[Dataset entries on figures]
####################
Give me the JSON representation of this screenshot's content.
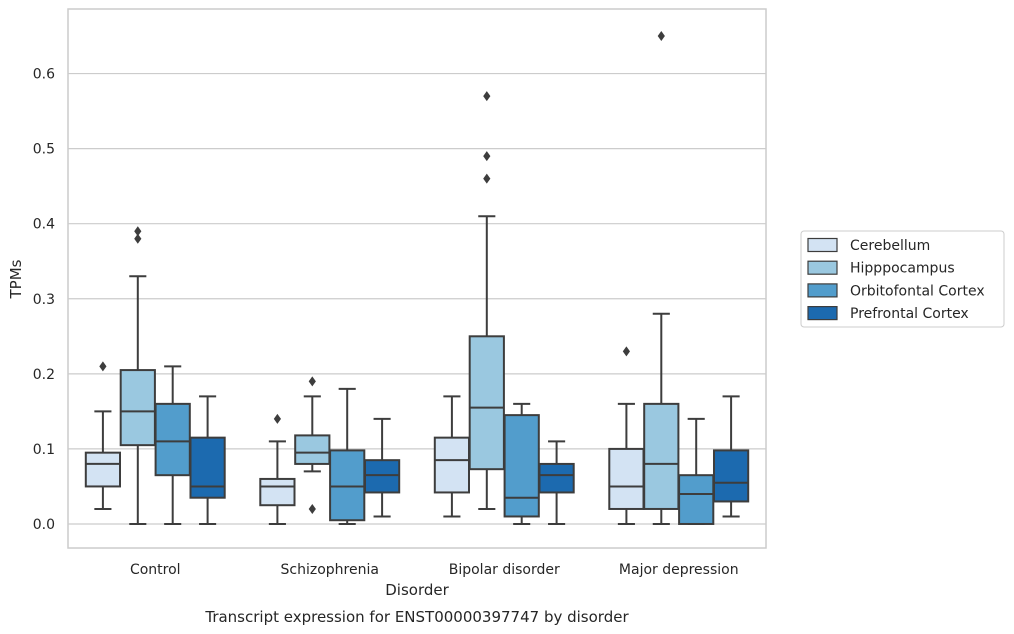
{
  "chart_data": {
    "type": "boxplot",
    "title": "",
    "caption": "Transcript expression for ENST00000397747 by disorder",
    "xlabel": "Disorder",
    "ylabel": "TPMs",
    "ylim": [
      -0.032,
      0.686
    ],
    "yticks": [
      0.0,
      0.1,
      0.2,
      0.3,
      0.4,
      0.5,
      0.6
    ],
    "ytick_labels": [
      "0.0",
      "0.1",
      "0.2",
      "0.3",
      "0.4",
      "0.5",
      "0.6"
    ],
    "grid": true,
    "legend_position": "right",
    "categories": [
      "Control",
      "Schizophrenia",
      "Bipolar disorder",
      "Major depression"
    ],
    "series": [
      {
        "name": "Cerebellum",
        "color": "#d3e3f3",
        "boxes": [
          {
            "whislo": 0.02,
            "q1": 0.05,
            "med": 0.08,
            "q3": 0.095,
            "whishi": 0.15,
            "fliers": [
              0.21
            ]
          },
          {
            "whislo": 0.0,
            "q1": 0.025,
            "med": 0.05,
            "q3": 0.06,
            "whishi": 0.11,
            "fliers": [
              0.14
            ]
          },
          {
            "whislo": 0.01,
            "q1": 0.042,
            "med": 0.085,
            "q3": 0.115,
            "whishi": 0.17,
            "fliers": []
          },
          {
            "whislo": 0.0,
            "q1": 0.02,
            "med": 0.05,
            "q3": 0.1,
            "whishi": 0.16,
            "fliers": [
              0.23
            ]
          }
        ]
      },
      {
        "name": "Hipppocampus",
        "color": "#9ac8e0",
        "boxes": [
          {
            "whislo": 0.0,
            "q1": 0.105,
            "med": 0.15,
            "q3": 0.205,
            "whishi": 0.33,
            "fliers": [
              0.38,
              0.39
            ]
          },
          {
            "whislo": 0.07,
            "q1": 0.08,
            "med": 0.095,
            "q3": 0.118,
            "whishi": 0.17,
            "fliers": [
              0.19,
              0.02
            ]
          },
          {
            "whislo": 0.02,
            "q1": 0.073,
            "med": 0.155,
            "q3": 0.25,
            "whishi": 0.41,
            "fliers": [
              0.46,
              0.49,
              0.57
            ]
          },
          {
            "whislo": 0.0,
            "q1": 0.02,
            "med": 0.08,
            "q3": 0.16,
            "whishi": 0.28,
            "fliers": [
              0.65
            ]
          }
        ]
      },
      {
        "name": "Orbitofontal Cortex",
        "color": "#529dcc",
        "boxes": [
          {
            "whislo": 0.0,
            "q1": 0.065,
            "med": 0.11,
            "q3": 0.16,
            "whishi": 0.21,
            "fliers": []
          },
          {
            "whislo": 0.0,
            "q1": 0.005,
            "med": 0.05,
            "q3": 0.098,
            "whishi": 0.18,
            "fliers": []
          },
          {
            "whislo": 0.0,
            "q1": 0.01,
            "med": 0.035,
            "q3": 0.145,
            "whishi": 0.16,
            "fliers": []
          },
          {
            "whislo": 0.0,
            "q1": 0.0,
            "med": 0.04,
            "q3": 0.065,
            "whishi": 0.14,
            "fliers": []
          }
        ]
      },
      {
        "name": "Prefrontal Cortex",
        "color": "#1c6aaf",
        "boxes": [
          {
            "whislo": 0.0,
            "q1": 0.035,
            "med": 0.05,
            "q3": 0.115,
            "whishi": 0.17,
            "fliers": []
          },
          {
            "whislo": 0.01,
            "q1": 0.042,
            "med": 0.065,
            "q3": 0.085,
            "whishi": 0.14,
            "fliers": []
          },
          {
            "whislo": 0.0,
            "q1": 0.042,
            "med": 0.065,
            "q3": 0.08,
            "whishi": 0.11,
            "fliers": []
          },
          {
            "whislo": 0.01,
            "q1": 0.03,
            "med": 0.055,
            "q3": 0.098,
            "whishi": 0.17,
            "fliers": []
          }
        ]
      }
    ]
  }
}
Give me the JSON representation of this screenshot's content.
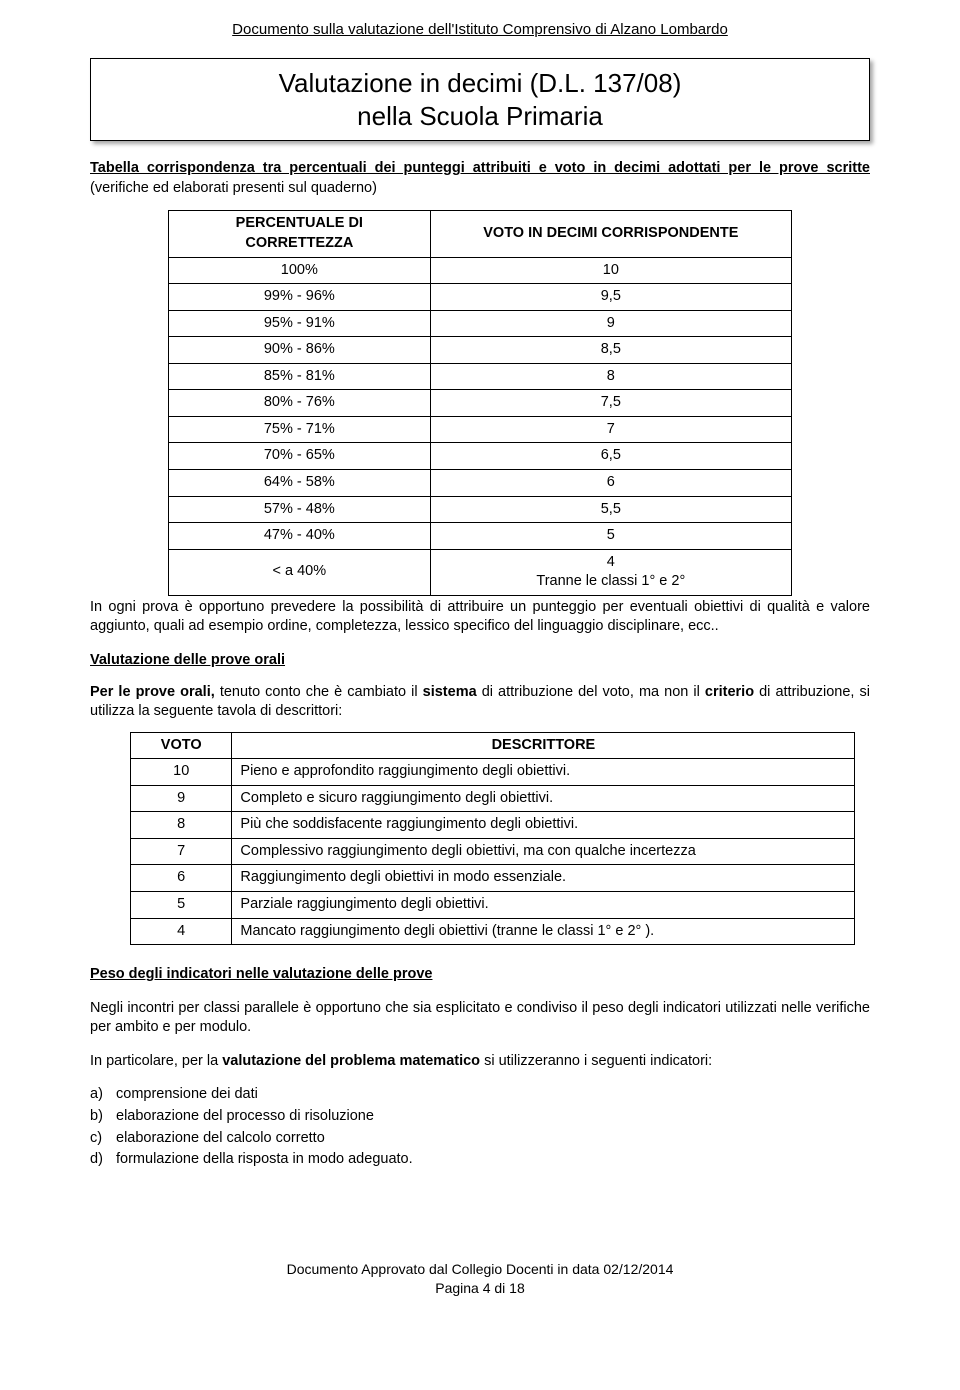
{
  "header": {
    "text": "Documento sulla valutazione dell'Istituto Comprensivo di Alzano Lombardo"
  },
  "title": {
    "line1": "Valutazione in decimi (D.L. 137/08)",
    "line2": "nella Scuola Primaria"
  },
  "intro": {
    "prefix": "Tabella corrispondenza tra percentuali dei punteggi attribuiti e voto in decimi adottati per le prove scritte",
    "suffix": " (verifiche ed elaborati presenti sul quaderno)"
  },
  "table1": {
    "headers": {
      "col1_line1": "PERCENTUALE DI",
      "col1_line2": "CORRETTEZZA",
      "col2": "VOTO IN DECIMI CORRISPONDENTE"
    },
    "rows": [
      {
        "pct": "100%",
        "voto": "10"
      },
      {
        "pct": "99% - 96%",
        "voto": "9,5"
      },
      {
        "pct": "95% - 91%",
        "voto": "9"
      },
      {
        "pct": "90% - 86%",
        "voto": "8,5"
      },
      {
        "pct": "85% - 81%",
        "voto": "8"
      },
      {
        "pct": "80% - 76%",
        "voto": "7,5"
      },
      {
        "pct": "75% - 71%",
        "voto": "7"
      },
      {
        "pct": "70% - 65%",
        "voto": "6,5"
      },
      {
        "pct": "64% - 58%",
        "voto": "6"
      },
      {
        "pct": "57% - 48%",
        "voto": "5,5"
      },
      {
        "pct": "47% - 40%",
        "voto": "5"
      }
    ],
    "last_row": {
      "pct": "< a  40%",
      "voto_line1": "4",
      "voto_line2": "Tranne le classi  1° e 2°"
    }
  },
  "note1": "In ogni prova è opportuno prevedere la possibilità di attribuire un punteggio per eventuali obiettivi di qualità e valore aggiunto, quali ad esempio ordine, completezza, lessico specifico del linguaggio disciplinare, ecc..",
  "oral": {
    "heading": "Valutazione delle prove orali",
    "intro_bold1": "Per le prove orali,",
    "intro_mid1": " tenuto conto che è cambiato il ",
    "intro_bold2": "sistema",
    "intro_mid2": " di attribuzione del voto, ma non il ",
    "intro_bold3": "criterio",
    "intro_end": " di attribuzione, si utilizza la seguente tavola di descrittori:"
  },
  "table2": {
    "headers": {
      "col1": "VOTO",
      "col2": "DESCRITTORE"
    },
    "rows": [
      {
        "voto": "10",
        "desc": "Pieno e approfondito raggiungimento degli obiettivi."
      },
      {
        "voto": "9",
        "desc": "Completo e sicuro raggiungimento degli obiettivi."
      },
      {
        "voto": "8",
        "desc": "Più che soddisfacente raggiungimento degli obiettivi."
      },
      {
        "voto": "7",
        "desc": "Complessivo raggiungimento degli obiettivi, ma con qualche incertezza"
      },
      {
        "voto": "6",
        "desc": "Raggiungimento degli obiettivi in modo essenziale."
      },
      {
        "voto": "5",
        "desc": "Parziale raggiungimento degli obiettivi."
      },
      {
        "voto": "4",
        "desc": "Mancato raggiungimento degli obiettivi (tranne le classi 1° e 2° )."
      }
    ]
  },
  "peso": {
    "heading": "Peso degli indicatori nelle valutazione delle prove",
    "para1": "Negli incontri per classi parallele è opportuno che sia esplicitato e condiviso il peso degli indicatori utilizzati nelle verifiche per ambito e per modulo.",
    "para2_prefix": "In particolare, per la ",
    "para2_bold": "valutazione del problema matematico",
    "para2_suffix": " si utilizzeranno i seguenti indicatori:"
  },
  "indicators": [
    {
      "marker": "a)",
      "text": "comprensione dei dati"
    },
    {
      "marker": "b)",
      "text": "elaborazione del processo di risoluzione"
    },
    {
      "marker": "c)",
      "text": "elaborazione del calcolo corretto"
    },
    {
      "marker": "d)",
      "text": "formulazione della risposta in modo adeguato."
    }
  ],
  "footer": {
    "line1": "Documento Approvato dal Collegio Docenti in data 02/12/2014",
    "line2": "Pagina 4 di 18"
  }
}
####################
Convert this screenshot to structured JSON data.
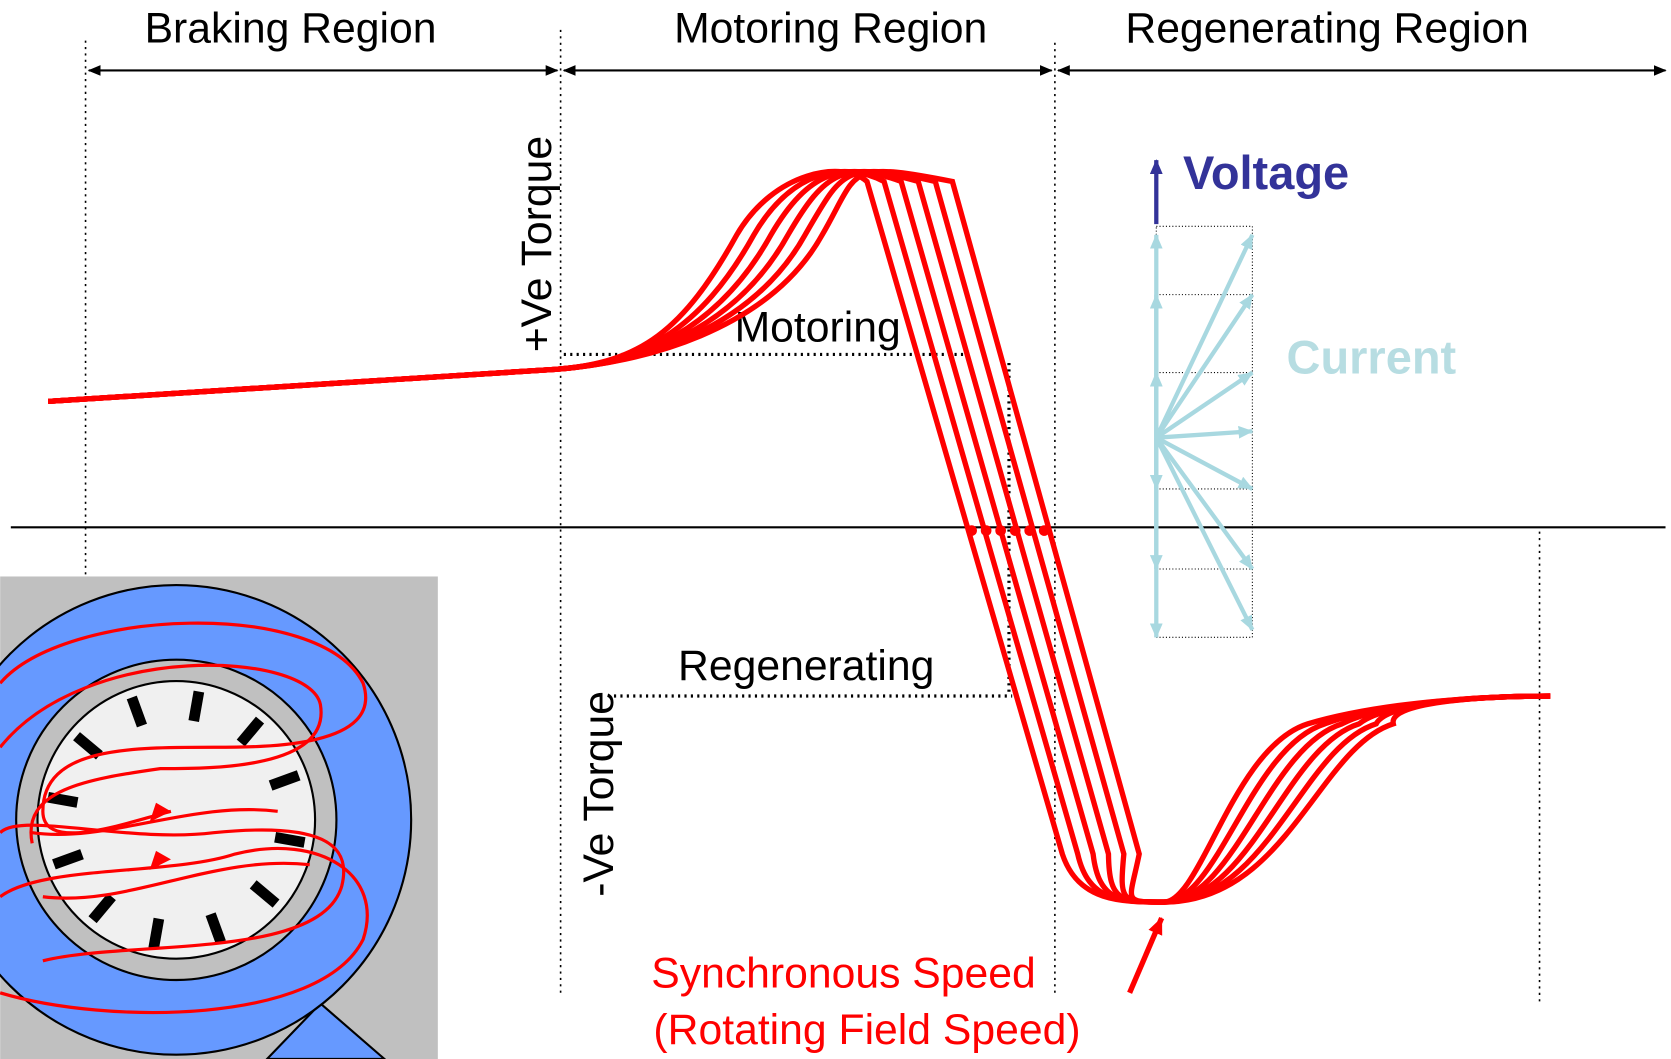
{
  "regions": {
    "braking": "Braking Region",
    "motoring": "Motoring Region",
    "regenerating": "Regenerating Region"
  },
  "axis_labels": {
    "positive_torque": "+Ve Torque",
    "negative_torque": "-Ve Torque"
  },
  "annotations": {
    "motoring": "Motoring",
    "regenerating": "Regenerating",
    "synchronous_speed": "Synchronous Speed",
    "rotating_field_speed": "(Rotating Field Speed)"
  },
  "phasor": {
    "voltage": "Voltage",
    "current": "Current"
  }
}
####################
Your objective: Look for lines containing the string "Motoring" and copy them all.

Answer below:
    "motoring": "Motoring Region",
    "motoring": "Motoring",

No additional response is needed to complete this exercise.